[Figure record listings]
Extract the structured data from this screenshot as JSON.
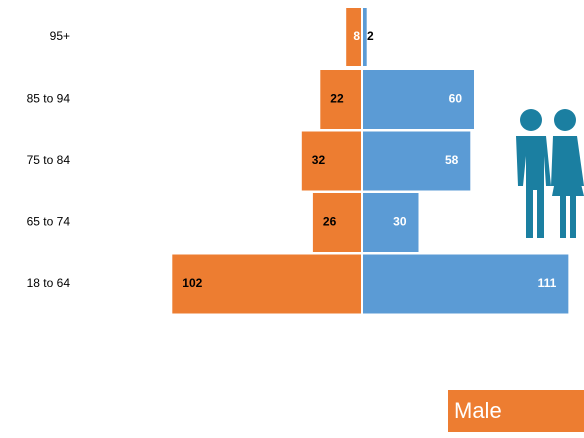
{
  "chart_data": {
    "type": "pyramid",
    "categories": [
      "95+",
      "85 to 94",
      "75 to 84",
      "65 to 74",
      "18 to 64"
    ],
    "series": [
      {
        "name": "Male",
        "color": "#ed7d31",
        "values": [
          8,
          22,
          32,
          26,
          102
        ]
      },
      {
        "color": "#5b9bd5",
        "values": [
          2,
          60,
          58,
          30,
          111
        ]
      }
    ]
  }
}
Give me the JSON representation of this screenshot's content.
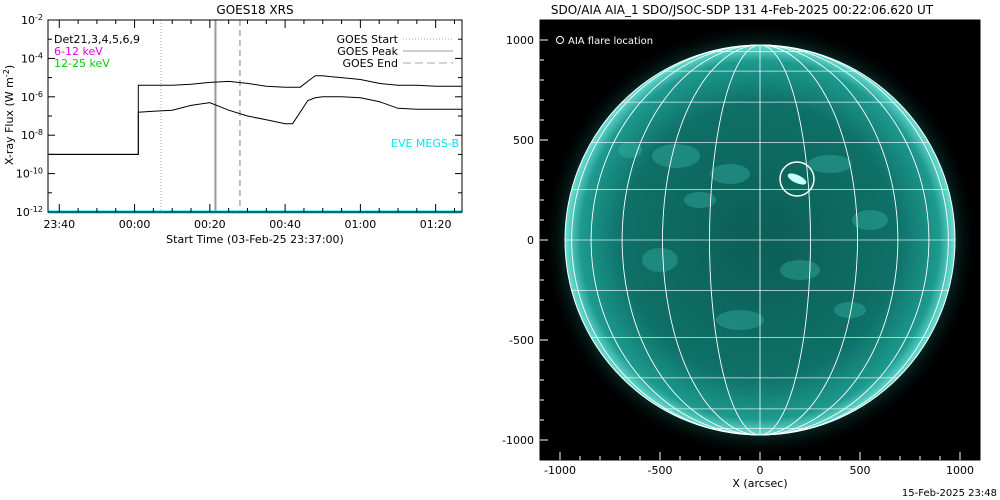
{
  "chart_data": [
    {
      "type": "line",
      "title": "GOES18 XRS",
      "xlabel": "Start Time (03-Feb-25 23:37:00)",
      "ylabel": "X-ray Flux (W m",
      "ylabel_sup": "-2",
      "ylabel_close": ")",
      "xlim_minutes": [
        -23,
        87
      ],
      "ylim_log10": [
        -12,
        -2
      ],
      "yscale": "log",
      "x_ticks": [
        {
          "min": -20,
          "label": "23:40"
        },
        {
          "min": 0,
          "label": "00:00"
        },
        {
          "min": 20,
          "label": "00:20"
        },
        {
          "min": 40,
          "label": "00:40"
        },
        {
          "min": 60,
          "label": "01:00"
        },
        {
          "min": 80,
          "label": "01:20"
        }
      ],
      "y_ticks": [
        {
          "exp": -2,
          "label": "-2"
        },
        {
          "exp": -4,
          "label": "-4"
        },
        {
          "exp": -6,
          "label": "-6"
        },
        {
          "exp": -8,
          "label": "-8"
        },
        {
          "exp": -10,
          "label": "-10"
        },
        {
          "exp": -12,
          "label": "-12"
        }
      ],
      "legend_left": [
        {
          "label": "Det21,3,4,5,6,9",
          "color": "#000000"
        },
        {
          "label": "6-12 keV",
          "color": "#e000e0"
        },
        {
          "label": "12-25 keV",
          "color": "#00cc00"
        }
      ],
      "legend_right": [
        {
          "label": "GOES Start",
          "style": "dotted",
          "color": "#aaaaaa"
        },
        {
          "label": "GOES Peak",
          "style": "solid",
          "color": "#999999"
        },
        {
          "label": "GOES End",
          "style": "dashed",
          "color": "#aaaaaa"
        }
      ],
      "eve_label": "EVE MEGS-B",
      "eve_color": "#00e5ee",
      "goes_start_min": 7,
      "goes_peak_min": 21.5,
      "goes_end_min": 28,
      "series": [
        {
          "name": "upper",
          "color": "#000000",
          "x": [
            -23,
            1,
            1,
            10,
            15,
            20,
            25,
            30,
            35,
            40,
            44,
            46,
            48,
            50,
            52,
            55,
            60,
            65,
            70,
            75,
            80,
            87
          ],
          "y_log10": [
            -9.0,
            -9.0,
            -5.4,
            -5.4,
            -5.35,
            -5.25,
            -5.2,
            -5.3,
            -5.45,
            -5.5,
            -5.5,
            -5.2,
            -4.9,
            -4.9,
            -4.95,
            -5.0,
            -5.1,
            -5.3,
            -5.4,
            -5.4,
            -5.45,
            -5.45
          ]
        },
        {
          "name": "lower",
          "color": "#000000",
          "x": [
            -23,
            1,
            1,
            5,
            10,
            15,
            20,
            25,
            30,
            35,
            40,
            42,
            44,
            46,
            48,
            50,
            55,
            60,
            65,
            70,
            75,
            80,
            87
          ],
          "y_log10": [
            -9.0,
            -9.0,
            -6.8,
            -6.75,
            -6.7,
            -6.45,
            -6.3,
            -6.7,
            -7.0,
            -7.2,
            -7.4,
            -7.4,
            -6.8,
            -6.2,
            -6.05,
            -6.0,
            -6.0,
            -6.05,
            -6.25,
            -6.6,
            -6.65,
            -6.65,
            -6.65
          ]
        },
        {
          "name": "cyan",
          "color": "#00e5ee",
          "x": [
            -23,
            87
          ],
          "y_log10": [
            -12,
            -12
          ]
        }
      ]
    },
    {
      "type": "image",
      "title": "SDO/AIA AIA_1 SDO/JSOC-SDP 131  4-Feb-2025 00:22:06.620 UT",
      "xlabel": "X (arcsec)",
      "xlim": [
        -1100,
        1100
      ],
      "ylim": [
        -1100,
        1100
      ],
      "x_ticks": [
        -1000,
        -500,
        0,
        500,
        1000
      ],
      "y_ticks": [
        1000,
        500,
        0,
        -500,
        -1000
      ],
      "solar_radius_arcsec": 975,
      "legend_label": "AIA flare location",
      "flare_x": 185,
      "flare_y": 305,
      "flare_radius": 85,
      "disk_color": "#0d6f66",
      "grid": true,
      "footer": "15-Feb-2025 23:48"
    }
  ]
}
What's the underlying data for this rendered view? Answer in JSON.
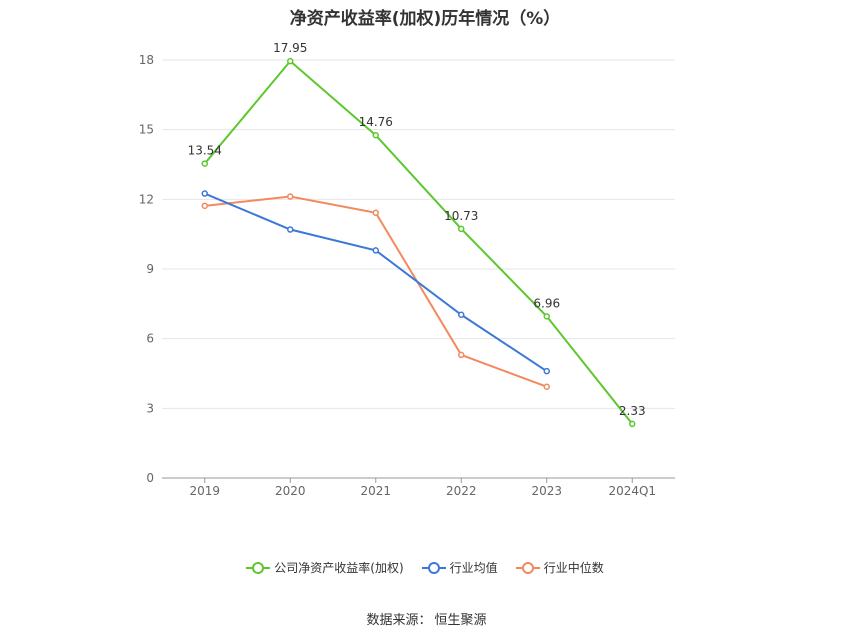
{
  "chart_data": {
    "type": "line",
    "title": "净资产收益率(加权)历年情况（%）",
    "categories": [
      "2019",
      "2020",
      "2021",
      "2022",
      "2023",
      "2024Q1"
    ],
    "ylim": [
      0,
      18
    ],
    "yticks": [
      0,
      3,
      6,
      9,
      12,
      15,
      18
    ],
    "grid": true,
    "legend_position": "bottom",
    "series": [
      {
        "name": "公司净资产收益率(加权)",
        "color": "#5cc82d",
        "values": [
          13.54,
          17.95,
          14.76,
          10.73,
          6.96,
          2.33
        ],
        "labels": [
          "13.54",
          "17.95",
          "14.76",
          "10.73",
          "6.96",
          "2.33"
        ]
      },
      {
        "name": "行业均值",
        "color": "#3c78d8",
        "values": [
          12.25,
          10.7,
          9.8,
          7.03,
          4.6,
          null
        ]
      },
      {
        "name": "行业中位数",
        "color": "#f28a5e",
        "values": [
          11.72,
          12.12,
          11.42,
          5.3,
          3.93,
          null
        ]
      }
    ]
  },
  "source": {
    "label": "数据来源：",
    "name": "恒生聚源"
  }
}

=== What this task involves ===
Keep every word of the data as it is when you write it out, but drop the pictures.

=== Expected answer ===
Extract the structured data from this screenshot as JSON.
{
  "chart_data": {
    "type": "pyramid",
    "categories": [
      "95+",
      "85 to 94",
      "75 to 84",
      "65 to 74",
      "18 to 64"
    ],
    "series": [
      {
        "name": "Male",
        "color": "#ed7d31",
        "values": [
          8,
          22,
          32,
          26,
          102
        ]
      },
      {
        "color": "#5b9bd5",
        "values": [
          2,
          60,
          58,
          30,
          111
        ]
      }
    ]
  }
}
Give me the JSON representation of this screenshot's content.
{
  "chart_data": [
    {
      "type": "line",
      "title": "GOES18 XRS",
      "xlabel": "Start Time (03-Feb-25 23:37:00)",
      "ylabel": "X-ray Flux (W m",
      "ylabel_sup": "-2",
      "ylabel_close": ")",
      "xlim_minutes": [
        -23,
        87
      ],
      "ylim_log10": [
        -12,
        -2
      ],
      "yscale": "log",
      "x_ticks": [
        {
          "min": -20,
          "label": "23:40"
        },
        {
          "min": 0,
          "label": "00:00"
        },
        {
          "min": 20,
          "label": "00:20"
        },
        {
          "min": 40,
          "label": "00:40"
        },
        {
          "min": 60,
          "label": "01:00"
        },
        {
          "min": 80,
          "label": "01:20"
        }
      ],
      "y_ticks": [
        {
          "exp": -2,
          "label": "-2"
        },
        {
          "exp": -4,
          "label": "-4"
        },
        {
          "exp": -6,
          "label": "-6"
        },
        {
          "exp": -8,
          "label": "-8"
        },
        {
          "exp": -10,
          "label": "-10"
        },
        {
          "exp": -12,
          "label": "-12"
        }
      ],
      "legend_left": [
        {
          "label": "Det21,3,4,5,6,9",
          "color": "#000000"
        },
        {
          "label": "6-12 keV",
          "color": "#e000e0"
        },
        {
          "label": "12-25 keV",
          "color": "#00cc00"
        }
      ],
      "legend_right": [
        {
          "label": "GOES Start",
          "style": "dotted",
          "color": "#aaaaaa"
        },
        {
          "label": "GOES Peak",
          "style": "solid",
          "color": "#999999"
        },
        {
          "label": "GOES End",
          "style": "dashed",
          "color": "#aaaaaa"
        }
      ],
      "eve_label": "EVE MEGS-B",
      "eve_color": "#00e5ee",
      "goes_start_min": 7,
      "goes_peak_min": 21.5,
      "goes_end_min": 28,
      "series": [
        {
          "name": "upper",
          "color": "#000000",
          "x": [
            -23,
            1,
            1,
            10,
            15,
            20,
            25,
            30,
            35,
            40,
            44,
            46,
            48,
            50,
            52,
            55,
            60,
            65,
            70,
            75,
            80,
            87
          ],
          "y_log10": [
            -9.0,
            -9.0,
            -5.4,
            -5.4,
            -5.35,
            -5.25,
            -5.2,
            -5.3,
            -5.45,
            -5.5,
            -5.5,
            -5.2,
            -4.9,
            -4.9,
            -4.95,
            -5.0,
            -5.1,
            -5.3,
            -5.4,
            -5.4,
            -5.45,
            -5.45
          ]
        },
        {
          "name": "lower",
          "color": "#000000",
          "x": [
            -23,
            1,
            1,
            5,
            10,
            15,
            20,
            25,
            30,
            35,
            40,
            42,
            44,
            46,
            48,
            50,
            55,
            60,
            65,
            70,
            75,
            80,
            87
          ],
          "y_log10": [
            -9.0,
            -9.0,
            -6.8,
            -6.75,
            -6.7,
            -6.45,
            -6.3,
            -6.7,
            -7.0,
            -7.2,
            -7.4,
            -7.4,
            -6.8,
            -6.2,
            -6.05,
            -6.0,
            -6.0,
            -6.05,
            -6.25,
            -6.6,
            -6.65,
            -6.65,
            -6.65
          ]
        },
        {
          "name": "cyan",
          "color": "#00e5ee",
          "x": [
            -23,
            87
          ],
          "y_log10": [
            -12,
            -12
          ]
        }
      ]
    },
    {
      "type": "image",
      "title": "SDO/AIA AIA_1 SDO/JSOC-SDP 131  4-Feb-2025 00:22:06.620 UT",
      "xlabel": "X (arcsec)",
      "xlim": [
        -1100,
        1100
      ],
      "ylim": [
        -1100,
        1100
      ],
      "x_ticks": [
        -1000,
        -500,
        0,
        500,
        1000
      ],
      "y_ticks": [
        1000,
        500,
        0,
        -500,
        -1000
      ],
      "solar_radius_arcsec": 975,
      "legend_label": "AIA flare location",
      "flare_x": 185,
      "flare_y": 305,
      "flare_radius": 85,
      "disk_color": "#0d6f66",
      "grid": true,
      "footer": "15-Feb-2025 23:48"
    }
  ]
}
What's the underlying data for this rendered view? Answer in JSON.
{
  "chart_data": {
    "type": "line",
    "title": "净资产收益率(加权)历年情况（%）",
    "categories": [
      "2019",
      "2020",
      "2021",
      "2022",
      "2023",
      "2024Q1"
    ],
    "ylim": [
      0,
      18
    ],
    "yticks": [
      0,
      3,
      6,
      9,
      12,
      15,
      18
    ],
    "grid": true,
    "legend_position": "bottom",
    "series": [
      {
        "name": "公司净资产收益率(加权)",
        "color": "#5cc82d",
        "values": [
          13.54,
          17.95,
          14.76,
          10.73,
          6.96,
          2.33
        ],
        "labels": [
          "13.54",
          "17.95",
          "14.76",
          "10.73",
          "6.96",
          "2.33"
        ]
      },
      {
        "name": "行业均值",
        "color": "#3c78d8",
        "values": [
          12.25,
          10.7,
          9.8,
          7.03,
          4.6,
          null
        ]
      },
      {
        "name": "行业中位数",
        "color": "#f28a5e",
        "values": [
          11.72,
          12.12,
          11.42,
          5.3,
          3.93,
          null
        ]
      }
    ]
  },
  "source": {
    "label": "数据来源：",
    "name": "恒生聚源"
  }
}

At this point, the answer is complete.